* **What is asked**: Pull out the rows from the very start down through the line containing "- address-bar: ❮", including both ends, and reproduce them word for word.

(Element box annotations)
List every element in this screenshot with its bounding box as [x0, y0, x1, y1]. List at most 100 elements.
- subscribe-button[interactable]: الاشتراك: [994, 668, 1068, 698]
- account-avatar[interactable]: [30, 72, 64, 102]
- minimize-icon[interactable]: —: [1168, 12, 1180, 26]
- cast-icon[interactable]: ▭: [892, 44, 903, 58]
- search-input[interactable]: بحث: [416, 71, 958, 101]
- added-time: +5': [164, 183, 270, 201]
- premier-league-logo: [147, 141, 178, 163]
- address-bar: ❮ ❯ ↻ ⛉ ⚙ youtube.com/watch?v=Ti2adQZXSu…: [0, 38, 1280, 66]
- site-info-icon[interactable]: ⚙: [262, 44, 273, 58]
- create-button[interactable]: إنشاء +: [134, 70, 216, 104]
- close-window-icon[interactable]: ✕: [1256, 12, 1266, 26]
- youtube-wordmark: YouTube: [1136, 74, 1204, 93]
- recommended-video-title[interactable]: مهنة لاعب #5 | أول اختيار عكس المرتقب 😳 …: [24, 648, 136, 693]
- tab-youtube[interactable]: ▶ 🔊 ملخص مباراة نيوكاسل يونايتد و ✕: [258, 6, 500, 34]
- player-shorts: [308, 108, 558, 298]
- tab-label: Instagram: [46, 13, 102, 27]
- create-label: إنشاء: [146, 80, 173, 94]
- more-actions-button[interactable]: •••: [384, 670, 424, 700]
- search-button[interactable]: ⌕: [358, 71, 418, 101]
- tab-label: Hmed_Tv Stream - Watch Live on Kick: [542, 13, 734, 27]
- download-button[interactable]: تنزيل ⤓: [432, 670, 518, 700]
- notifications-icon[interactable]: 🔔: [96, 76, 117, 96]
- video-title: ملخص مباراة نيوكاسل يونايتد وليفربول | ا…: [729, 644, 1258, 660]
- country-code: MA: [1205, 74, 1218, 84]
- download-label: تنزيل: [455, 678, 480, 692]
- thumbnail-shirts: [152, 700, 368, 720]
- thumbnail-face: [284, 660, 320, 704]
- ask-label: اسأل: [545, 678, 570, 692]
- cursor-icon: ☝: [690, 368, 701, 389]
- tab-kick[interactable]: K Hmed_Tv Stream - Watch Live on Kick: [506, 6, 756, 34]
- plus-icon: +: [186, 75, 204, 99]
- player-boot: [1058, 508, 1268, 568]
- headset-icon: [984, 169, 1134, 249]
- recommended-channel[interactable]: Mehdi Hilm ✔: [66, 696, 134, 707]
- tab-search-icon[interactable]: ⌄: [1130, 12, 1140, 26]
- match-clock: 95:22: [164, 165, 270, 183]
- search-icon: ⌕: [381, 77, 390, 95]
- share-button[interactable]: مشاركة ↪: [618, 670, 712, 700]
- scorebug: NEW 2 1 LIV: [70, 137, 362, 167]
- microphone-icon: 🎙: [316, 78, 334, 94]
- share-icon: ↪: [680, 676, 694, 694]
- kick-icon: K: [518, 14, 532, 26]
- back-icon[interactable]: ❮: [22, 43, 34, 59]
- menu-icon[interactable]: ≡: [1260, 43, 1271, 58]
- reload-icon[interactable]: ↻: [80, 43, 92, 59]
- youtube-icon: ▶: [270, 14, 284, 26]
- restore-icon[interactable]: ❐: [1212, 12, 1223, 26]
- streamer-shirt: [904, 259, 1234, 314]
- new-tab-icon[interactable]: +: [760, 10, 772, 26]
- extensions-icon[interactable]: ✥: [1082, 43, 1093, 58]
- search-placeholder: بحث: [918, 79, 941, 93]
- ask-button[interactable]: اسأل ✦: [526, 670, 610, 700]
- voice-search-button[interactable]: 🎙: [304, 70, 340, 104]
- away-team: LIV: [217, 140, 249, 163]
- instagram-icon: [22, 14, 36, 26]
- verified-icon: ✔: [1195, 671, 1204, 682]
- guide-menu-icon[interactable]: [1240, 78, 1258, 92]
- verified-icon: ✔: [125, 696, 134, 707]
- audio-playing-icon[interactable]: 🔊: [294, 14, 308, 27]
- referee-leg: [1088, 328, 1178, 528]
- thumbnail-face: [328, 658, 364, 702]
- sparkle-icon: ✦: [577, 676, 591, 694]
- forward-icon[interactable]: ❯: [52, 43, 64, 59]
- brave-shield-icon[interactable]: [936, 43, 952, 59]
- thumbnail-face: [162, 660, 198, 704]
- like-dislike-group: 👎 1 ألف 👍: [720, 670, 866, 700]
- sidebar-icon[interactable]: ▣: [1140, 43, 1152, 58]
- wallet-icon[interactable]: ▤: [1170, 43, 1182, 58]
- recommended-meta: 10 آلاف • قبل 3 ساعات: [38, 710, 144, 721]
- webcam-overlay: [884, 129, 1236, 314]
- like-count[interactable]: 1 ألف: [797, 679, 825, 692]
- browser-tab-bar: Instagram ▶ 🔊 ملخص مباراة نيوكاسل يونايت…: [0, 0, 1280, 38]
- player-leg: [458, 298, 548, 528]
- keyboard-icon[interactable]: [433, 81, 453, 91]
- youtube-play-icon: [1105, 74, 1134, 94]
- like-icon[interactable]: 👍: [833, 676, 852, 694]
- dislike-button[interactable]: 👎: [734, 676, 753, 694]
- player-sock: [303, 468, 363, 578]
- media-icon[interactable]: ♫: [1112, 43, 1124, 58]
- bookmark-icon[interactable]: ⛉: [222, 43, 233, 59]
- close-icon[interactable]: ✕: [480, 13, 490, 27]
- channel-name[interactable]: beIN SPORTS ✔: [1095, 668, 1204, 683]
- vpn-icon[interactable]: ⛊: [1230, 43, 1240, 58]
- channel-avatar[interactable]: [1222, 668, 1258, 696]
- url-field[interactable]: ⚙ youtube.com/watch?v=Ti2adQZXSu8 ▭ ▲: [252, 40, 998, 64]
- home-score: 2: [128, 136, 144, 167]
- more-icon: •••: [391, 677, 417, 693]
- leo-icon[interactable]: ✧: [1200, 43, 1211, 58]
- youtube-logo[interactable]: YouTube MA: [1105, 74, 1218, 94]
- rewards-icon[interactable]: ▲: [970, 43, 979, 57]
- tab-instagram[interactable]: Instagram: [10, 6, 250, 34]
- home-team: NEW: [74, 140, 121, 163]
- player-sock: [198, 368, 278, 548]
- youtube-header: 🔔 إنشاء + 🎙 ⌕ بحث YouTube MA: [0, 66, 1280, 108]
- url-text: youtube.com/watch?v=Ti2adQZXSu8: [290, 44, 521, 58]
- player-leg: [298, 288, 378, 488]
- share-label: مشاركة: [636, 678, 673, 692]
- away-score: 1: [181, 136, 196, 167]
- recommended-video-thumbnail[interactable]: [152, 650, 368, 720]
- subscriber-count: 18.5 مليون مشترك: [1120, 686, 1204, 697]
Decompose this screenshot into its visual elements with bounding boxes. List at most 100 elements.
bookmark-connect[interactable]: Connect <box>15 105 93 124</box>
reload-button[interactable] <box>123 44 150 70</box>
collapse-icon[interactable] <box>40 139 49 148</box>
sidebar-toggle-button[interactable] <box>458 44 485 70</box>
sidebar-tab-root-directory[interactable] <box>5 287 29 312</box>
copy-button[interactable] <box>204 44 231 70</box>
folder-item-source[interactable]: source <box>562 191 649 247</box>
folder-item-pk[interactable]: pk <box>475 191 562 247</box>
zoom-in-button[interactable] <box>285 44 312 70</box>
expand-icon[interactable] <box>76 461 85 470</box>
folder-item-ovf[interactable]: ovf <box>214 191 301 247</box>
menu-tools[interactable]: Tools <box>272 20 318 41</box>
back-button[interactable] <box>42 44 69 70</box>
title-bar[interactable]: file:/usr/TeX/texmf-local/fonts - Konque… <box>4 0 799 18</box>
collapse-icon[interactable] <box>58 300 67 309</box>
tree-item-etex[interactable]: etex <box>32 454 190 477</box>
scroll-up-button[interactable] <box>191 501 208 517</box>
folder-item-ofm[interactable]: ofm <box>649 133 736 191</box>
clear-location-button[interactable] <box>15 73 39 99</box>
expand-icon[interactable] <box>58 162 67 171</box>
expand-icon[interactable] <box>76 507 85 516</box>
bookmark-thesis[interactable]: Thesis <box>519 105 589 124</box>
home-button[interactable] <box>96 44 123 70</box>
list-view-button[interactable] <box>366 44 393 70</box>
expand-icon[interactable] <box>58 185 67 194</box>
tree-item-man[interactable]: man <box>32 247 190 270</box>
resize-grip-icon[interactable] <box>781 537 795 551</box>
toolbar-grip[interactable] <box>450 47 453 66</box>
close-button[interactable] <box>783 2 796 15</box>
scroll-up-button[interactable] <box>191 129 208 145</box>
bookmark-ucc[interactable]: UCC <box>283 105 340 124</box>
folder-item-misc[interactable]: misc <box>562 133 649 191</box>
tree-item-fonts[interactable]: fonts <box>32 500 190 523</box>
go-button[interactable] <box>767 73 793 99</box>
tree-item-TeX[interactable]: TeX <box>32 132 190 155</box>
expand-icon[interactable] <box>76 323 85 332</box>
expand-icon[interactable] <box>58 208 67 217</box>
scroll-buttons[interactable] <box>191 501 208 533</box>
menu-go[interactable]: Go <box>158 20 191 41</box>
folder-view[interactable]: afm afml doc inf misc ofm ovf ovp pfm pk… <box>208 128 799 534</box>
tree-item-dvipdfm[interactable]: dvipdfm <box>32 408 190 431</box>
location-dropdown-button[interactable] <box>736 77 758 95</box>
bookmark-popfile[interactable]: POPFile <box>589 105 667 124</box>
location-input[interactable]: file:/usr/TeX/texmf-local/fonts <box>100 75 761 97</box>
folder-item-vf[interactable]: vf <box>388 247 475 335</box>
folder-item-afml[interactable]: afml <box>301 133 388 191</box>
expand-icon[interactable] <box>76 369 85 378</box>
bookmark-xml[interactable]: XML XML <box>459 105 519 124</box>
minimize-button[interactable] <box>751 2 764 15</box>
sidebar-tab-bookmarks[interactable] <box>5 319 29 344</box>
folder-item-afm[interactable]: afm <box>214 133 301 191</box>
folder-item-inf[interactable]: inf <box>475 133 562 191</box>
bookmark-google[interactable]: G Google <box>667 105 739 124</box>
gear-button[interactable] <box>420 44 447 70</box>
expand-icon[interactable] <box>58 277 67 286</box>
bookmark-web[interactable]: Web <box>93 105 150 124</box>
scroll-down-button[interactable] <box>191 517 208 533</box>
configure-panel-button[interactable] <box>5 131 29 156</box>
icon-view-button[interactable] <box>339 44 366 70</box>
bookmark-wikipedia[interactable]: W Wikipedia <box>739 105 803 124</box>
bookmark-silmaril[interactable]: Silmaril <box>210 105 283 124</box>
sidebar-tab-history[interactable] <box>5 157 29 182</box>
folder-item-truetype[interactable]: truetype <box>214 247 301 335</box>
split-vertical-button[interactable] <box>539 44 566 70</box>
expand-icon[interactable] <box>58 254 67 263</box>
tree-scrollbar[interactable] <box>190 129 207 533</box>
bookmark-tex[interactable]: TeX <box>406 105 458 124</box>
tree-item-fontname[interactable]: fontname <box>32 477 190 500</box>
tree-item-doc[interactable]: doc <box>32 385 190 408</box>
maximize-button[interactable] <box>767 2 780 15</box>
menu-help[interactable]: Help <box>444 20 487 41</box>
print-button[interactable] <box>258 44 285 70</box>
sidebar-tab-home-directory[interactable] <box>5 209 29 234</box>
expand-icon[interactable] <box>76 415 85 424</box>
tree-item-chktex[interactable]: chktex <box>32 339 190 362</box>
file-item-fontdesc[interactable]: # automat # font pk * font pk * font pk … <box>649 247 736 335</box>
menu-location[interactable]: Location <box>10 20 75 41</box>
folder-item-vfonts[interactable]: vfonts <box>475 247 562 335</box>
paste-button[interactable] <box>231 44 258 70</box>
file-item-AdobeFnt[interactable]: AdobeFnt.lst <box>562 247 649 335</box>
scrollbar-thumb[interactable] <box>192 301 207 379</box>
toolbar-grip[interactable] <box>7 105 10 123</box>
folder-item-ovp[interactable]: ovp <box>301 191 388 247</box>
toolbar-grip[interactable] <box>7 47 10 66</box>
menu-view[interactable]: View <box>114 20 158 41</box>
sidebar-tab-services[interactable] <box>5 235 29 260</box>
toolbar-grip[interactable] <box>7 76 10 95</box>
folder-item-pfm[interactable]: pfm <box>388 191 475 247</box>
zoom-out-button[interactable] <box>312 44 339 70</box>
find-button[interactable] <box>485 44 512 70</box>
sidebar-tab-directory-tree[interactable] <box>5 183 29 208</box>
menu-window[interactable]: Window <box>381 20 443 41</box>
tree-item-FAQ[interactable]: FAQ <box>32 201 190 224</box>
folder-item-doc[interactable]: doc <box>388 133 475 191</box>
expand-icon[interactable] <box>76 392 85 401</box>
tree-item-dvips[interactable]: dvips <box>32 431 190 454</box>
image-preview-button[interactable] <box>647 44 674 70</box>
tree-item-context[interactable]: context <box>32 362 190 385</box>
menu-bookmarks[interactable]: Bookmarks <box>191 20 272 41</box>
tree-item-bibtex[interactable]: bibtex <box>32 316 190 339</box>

* **Written solution**:
List every element in this screenshot with its bounding box as [x0, y0, x1, y1]. List at most 100 elements.
- subscribe-button[interactable]: الاشتراك: [994, 668, 1068, 698]
- account-avatar[interactable]: [30, 72, 64, 102]
- minimize-icon[interactable]: —: [1168, 12, 1180, 26]
- cast-icon[interactable]: ▭: [892, 44, 903, 58]
- search-input[interactable]: بحث: [416, 71, 958, 101]
- added-time: +5': [164, 183, 270, 201]
- premier-league-logo: [147, 141, 178, 163]
- address-bar: ❮ ❯ ↻ ⛉ ⚙ youtube.com/watch?v=Ti2adQZXSu…: [0, 38, 1280, 66]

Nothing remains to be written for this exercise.